### [What you will do]
Copy every line below word for word, and leave the pictures out of your copy.
<<<<
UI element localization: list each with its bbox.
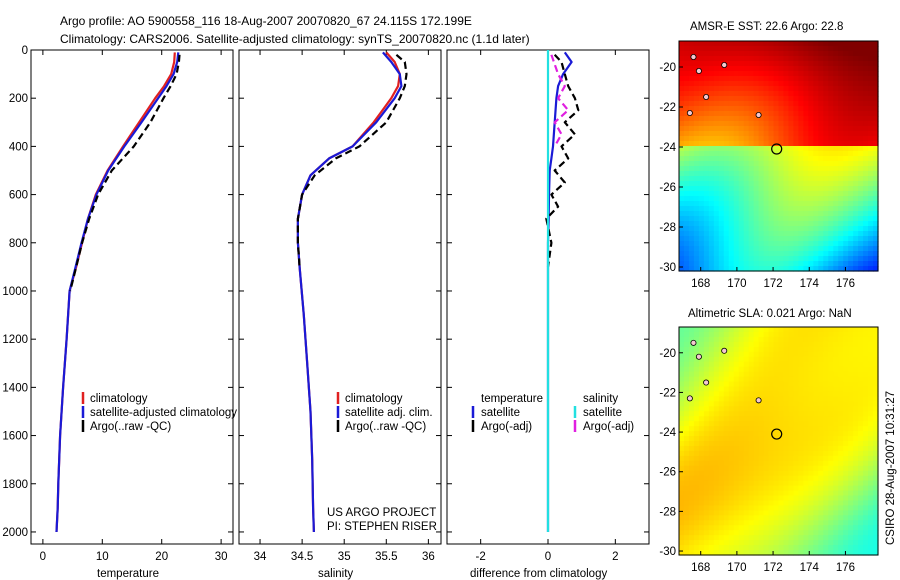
x-tick-label: 34 — [254, 551, 267, 563]
project-line-2: PI: STEPHEN RISER — [327, 521, 437, 533]
series-line — [545, 54, 580, 268]
map-y-tick-label: -24 — [659, 427, 676, 439]
y-tick-label: 600 — [9, 190, 28, 202]
y-tick-label: 1800 — [2, 479, 28, 491]
map-x-tick-label: 170 — [727, 562, 746, 574]
header-line-1: Argo profile: AO 5900558_116 18-Aug-2007… — [60, 14, 472, 28]
diff-legend-temp-argo: Argo(-adj) — [481, 421, 532, 433]
x-tick-label: 0 — [40, 551, 46, 563]
difference-xlabel: difference from climatology — [470, 568, 607, 580]
x-tick-label: 35.5 — [375, 551, 397, 563]
map-y-tick-label: -22 — [659, 387, 676, 399]
map-y-tick-label: -22 — [659, 102, 676, 114]
diff-legend-temperature-title: temperature — [481, 393, 543, 405]
map-x-tick-label: 174 — [800, 562, 820, 574]
map-y-tick-label: -30 — [659, 546, 676, 558]
temp-legend-satellite: satellite-adjusted climatology — [90, 407, 237, 419]
diff-legend-temp-satellite: satellite — [481, 407, 520, 419]
map-y-tick-label: -20 — [659, 62, 676, 74]
sal-legend-satellite: satellite adj. clim. — [345, 407, 433, 419]
salinity-legend: climatology satellite adj. clim. Argo(..… — [336, 392, 433, 433]
series-line — [69, 54, 181, 292]
map-x-tick-label: 168 — [691, 562, 710, 574]
map-x-tick-label: 176 — [836, 278, 855, 290]
difference-panel: -2 0 2 difference from climatology tempera… — [446, 49, 650, 580]
y-tick-label: 0 — [22, 45, 28, 57]
map-y-tick-label: -26 — [659, 182, 676, 194]
series-line — [550, 54, 570, 147]
map-x-tick-label: 174 — [800, 278, 820, 290]
project-line-1: US ARGO PROJECT — [327, 507, 436, 519]
x-tick-label: -2 — [476, 551, 486, 563]
sst-map-title: AMSR-E SST: 22.6 Argo: 22.8 — [690, 21, 843, 33]
y-tick-label: 800 — [9, 238, 28, 250]
x-tick-label: 36 — [422, 551, 435, 563]
temperature-panel: 0 10 20 30 0 200 400 600 800 1000 1200 1400 1600 1800… — [2, 45, 237, 580]
map-y-tick-label: -28 — [659, 222, 676, 234]
map-y-tick-label: -26 — [659, 467, 676, 479]
x-tick-label: 2 — [612, 551, 618, 563]
map-y-tick-label: -20 — [659, 348, 676, 360]
map-x-tick-label: 172 — [763, 278, 782, 290]
map-x-tick-label: 176 — [836, 562, 855, 574]
y-tick-label: 2000 — [2, 527, 28, 539]
y-tick-label: 1000 — [2, 286, 28, 298]
map-x-tick-label: 168 — [691, 278, 710, 290]
y-tick-label: 400 — [9, 141, 28, 153]
series-line — [296, 53, 408, 267]
temp-legend-argo: Argo(..raw -QC) — [90, 421, 171, 433]
map-x-tick-label: 172 — [763, 562, 782, 574]
sst-map-panel: AMSR-E SST: 22.6 Argo: 22.8 168 170 172 174… — [659, 21, 879, 290]
salinity-xlabel: salinity — [318, 568, 353, 580]
y-tick-label: 1200 — [2, 334, 28, 346]
temperature-legend: climatology satellite-adjusted climatolo… — [81, 392, 237, 433]
sla-map-panel: Altimetric SLA: 0.021 Argo: NaN 168 170 17… — [659, 308, 879, 574]
temperature-xlabel: temperature — [97, 568, 159, 580]
header-line-2: Climatology: CARS2006. Satellite-adjuste… — [60, 32, 530, 46]
y-tick-label: 1600 — [2, 431, 28, 443]
side-timestamp-label: CSIRO 28-Aug-2007 10:31:27 — [885, 391, 897, 545]
x-tick-label: 20 — [155, 551, 168, 563]
argo-position-marker — [771, 143, 783, 155]
map-y-tick-label: -24 — [659, 142, 676, 154]
y-tick-label: 1400 — [2, 382, 28, 394]
diff-legend-salinity-title: salinity — [583, 393, 618, 405]
x-tick-label: 30 — [215, 551, 228, 563]
x-tick-label: 0 — [545, 551, 551, 563]
difference-legend: temperature satellite Argo(-adj) salinit… — [471, 393, 634, 433]
map-y-tick-label: -28 — [659, 506, 676, 518]
x-tick-label: 10 — [96, 551, 109, 563]
sal-legend-climatology: climatology — [345, 393, 403, 405]
diff-legend-sal-argo: Argo(-adj) — [583, 421, 634, 433]
y-tick-label: 200 — [9, 93, 28, 105]
sla-map-title: Altimetric SLA: 0.021 Argo: NaN — [688, 308, 852, 320]
x-tick-label: 35 — [338, 551, 351, 563]
x-tick-label: 34.5 — [291, 551, 313, 563]
salinity-panel: 34 34.5 35 35.5 36 salinity climatology sate… — [238, 49, 442, 580]
sal-legend-argo: Argo(..raw -QC) — [345, 421, 426, 433]
diff-legend-sal-satellite: satellite — [583, 407, 622, 419]
argo-position-marker — [771, 428, 783, 440]
temp-legend-climatology: climatology — [90, 393, 148, 405]
map-y-tick-label: -30 — [659, 262, 676, 274]
map-x-tick-label: 170 — [727, 278, 746, 290]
>>>>
### [The output]
UI element localization: list each with its bbox.
x-tick-label: 34 — [254, 551, 267, 563]
project-line-2: PI: STEPHEN RISER — [327, 521, 437, 533]
series-line — [545, 54, 580, 268]
map-y-tick-label: -24 — [659, 427, 676, 439]
y-tick-label: 600 — [9, 190, 28, 202]
y-tick-label: 1800 — [2, 479, 28, 491]
map-x-tick-label: 170 — [727, 562, 746, 574]
header-line-1: Argo profile: AO 5900558_116 18-Aug-2007… — [60, 14, 472, 28]
diff-legend-temp-argo: Argo(-adj) — [481, 421, 532, 433]
x-tick-label: 0 — [40, 551, 46, 563]
difference-xlabel: difference from climatology — [470, 568, 607, 580]
x-tick-label: 35.5 — [375, 551, 397, 563]
map-y-tick-label: -22 — [659, 387, 676, 399]
map-y-tick-label: -22 — [659, 102, 676, 114]
diff-legend-temperature-title: temperature — [481, 393, 543, 405]
map-x-tick-label: 174 — [800, 562, 820, 574]
map-y-tick-label: -30 — [659, 546, 676, 558]
temp-legend-satellite: satellite-adjusted climatology — [90, 407, 237, 419]
diff-legend-temp-satellite: satellite — [481, 407, 520, 419]
map-y-tick-label: -20 — [659, 62, 676, 74]
sal-legend-satellite: satellite adj. clim. — [345, 407, 433, 419]
salinity-legend: climatology satellite adj. clim. Argo(..… — [336, 392, 433, 433]
series-line — [69, 54, 181, 292]
map-x-tick-label: 168 — [691, 562, 710, 574]
map-x-tick-label: 176 — [836, 278, 855, 290]
difference-panel: -2 0 2 difference from climatology tempera… — [446, 49, 650, 580]
y-tick-label: 0 — [22, 45, 28, 57]
map-y-tick-label: -26 — [659, 182, 676, 194]
series-line — [550, 54, 570, 147]
map-x-tick-label: 174 — [800, 278, 820, 290]
project-line-1: US ARGO PROJECT — [327, 507, 436, 519]
x-tick-label: -2 — [476, 551, 486, 563]
sst-map-title: AMSR-E SST: 22.6 Argo: 22.8 — [690, 21, 843, 33]
y-tick-label: 800 — [9, 238, 28, 250]
x-tick-label: 36 — [422, 551, 435, 563]
temperature-panel: 0 10 20 30 0 200 400 600 800 1000 1200 1400 1600 1800… — [2, 45, 237, 580]
map-y-tick-label: -28 — [659, 222, 676, 234]
map-y-tick-label: -26 — [659, 467, 676, 479]
x-tick-label: 2 — [612, 551, 618, 563]
map-y-tick-label: -20 — [659, 348, 676, 360]
map-x-tick-label: 172 — [763, 278, 782, 290]
map-x-tick-label: 176 — [836, 562, 855, 574]
y-tick-label: 2000 — [2, 527, 28, 539]
y-tick-label: 1000 — [2, 286, 28, 298]
map-x-tick-label: 168 — [691, 278, 710, 290]
y-tick-label: 400 — [9, 141, 28, 153]
series-line — [296, 53, 408, 267]
temp-legend-argo: Argo(..raw -QC) — [90, 421, 171, 433]
map-x-tick-label: 172 — [763, 562, 782, 574]
sst-map-panel: AMSR-E SST: 22.6 Argo: 22.8 168 170 172 174… — [659, 21, 879, 290]
salinity-xlabel: salinity — [318, 568, 353, 580]
y-tick-label: 1200 — [2, 334, 28, 346]
temperature-legend: climatology satellite-adjusted climatolo… — [81, 392, 237, 433]
sla-map-panel: Altimetric SLA: 0.021 Argo: NaN 168 170 17… — [659, 308, 879, 574]
temperature-xlabel: temperature — [97, 568, 159, 580]
header-line-2: Climatology: CARS2006. Satellite-adjuste… — [60, 32, 530, 46]
y-tick-label: 1600 — [2, 431, 28, 443]
side-timestamp-label: CSIRO 28-Aug-2007 10:31:27 — [885, 391, 897, 545]
x-tick-label: 20 — [155, 551, 168, 563]
argo-position-marker — [771, 143, 783, 155]
map-y-tick-label: -24 — [659, 142, 676, 154]
y-tick-label: 1400 — [2, 382, 28, 394]
diff-legend-salinity-title: salinity — [583, 393, 618, 405]
x-tick-label: 30 — [215, 551, 228, 563]
x-tick-label: 0 — [545, 551, 551, 563]
difference-legend: temperature satellite Argo(-adj) salinit… — [471, 393, 634, 433]
map-y-tick-label: -28 — [659, 506, 676, 518]
x-tick-label: 10 — [96, 551, 109, 563]
sal-legend-climatology: climatology — [345, 393, 403, 405]
diff-legend-sal-argo: Argo(-adj) — [583, 421, 634, 433]
y-tick-label: 200 — [9, 93, 28, 105]
sla-map-title: Altimetric SLA: 0.021 Argo: NaN — [688, 308, 852, 320]
x-tick-label: 35 — [338, 551, 351, 563]
x-tick-label: 34.5 — [291, 551, 313, 563]
salinity-panel: 34 34.5 35 35.5 36 salinity climatology sate… — [238, 49, 442, 580]
sal-legend-argo: Argo(..raw -QC) — [345, 421, 426, 433]
diff-legend-sal-satellite: satellite — [583, 407, 622, 419]
argo-position-marker — [771, 428, 783, 440]
temp-legend-climatology: climatology — [90, 393, 148, 405]
map-y-tick-label: -30 — [659, 262, 676, 274]
map-x-tick-label: 170 — [727, 278, 746, 290]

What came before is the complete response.